◆ WHAT YOU WILL DO
Reproduce verbatim the passage of the court opinion below, everything from "STATEMENT OF FACTS" down to "description of the automobile.".

◆ SELECTED EXCERPT
********************

438 So. 2d 1347

Percy BURNS v. STATE of Mississippi.

No. 54159.

Supreme Court of Mississippi.

Oct. 5, 1983.

*1348Wendell Hobdy Bryan, II, Amory, for appellant.

Bill Allain, Atty. Gen. by Robert D. Find-ley, Sp. Asst. Atty. Gen., Jackson, for appel-lee.

Before BROOM, P.J., ROY NOBLE LEE and BOWLING, JJ., and SUGG, Retired Justice.

SUGG, Retired Justice,

for the Court:1

Appellant was convicted in the Circuit Court of Monroe County for possession of marijuana with intent to transfer or distribute it and was sentenced to serve a term of twenty years imprisonment and fined $10,-000.

STATEMENT OF FACTS

On October 7,1981, John C. Robinson, Jr., a deputy sheriff of Monroe County, was on duty in the sheriff’s office. He observed appellant walk away from one of the cell windows of the women’s section of the jail, enter his car, and leave. When appellant did not come by the office to request permission to see any person in jail or to inquire about visiting hours, the deputy became suspicious and unsuccessfully attempted to stop appellant. As appellant drove away he obtained a description of the automobile and the license plate number. The deputy then checked the number of the license plate through the National Crime Information Center (NCIC) and received information it was stolen. He notified all the units of the sheriff’s office by radio that the license plate was reported as stolen, and gave the number of the license plate and a description of the automobile.

J.C. Robinson, Sr., another deputy sheriff, received the radio message, saw the automobile in question and stopped it. The officer asked appellant for his drivers license and the registration of the automobile. Appellant gave him a registration that did not correspond with the license plate on the car so the officer advised appellant that the plate had been reported stolen. Appellant replied that he had found the license plate and put it on the automobile. The officer then asked appellant to follow him to the sheriff’s office to see if they could get the matter straightened out. Upon arrival at the sheriff’s office appellant gave an explanation about the license plate. One of the officers then checked the vehicle identification number (VIN) *1349through the NCIC computer and received information that the automobile was stolen.

The two Robinsons, father and son, then conducted a search of the automobile. They opened the trunk of the automobile with a key which they found in the glove compartment. They opened a brown grocery sack which was in the trunk of the automobile in which they found 107 hand-rolled cigarettes and 32 plastic bags containing a green leafy substance later identified as marijuana. Inside the passenger compartment of the car the officers found a pair of sunglasses, a pick-type plastic comb and a map. They also found a couple of bags containing men’s clothing and one empty suitcase in the trunk of the automobile. Following the search of the automobile Officer Robinson, Jr. placed appellant under arrest, read him his Miranda rights, and had him sign a waiver. Appellant was arrested on the charge of possession of more than one ounce of marijuana.

********************

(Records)
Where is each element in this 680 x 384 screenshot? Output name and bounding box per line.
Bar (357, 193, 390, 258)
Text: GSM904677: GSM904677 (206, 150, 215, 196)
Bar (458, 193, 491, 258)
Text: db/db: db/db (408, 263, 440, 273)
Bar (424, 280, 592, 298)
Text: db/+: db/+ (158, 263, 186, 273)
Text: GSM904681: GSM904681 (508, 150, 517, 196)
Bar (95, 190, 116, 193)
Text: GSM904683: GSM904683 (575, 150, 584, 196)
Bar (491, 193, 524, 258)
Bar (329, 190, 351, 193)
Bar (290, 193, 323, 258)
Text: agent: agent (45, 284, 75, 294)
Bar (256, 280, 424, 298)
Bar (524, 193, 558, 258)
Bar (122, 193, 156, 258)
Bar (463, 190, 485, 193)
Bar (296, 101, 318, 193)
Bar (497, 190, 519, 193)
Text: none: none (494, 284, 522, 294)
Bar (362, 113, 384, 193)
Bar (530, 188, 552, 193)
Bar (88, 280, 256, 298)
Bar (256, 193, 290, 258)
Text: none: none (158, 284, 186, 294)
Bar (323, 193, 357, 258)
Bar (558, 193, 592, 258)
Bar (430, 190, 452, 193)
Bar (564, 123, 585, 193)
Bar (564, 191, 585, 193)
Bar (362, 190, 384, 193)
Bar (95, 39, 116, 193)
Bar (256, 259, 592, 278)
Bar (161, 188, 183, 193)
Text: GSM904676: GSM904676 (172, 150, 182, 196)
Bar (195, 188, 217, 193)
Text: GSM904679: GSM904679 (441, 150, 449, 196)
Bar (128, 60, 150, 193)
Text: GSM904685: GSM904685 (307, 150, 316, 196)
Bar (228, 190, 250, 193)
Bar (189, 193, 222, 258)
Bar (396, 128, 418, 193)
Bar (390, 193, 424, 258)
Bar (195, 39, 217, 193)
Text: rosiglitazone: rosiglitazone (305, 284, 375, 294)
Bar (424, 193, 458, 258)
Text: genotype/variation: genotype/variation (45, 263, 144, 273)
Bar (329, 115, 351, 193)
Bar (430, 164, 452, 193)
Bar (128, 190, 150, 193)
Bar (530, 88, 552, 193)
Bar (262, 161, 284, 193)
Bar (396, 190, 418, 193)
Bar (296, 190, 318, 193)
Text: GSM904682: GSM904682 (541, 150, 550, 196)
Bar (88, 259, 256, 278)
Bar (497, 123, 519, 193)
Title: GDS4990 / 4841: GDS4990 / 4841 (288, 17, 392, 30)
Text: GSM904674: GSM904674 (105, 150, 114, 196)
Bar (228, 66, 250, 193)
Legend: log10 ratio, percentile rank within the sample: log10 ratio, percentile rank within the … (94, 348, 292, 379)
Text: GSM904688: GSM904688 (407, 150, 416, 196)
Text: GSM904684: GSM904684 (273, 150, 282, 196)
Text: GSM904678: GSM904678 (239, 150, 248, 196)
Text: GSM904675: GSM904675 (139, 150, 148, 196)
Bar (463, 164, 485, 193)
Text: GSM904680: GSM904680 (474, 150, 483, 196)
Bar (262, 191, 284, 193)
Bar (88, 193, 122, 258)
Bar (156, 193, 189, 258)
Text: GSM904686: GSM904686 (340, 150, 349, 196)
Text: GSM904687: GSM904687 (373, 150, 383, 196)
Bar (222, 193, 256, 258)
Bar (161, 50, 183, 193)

********************

◆ ANSWER IN FULL
STATEMENT OF FACTS

On October 7,1981, John C. Robinson, Jr., a deputy sheriff of Monroe County, was on duty in the sheriff’s office. He observed appellant walk away from one of the cell windows of the women’s section of the jail, enter his car, and leave. When appellant did not come by the office to request permission to see any person in jail or to inquire about visiting hours, the deputy became suspicious and unsuccessfully attempted to stop appellant. As appellant drove away he obtained a description of the automobile and the license plate number. The deputy then checked the number of the license plate through the National Crime Information Center (NCIC) and received information it was stolen. He notified all the units of the sheriff’s office by radio that the license plate was reported as stolen, and gave the number of the license plate and a description of the automobile.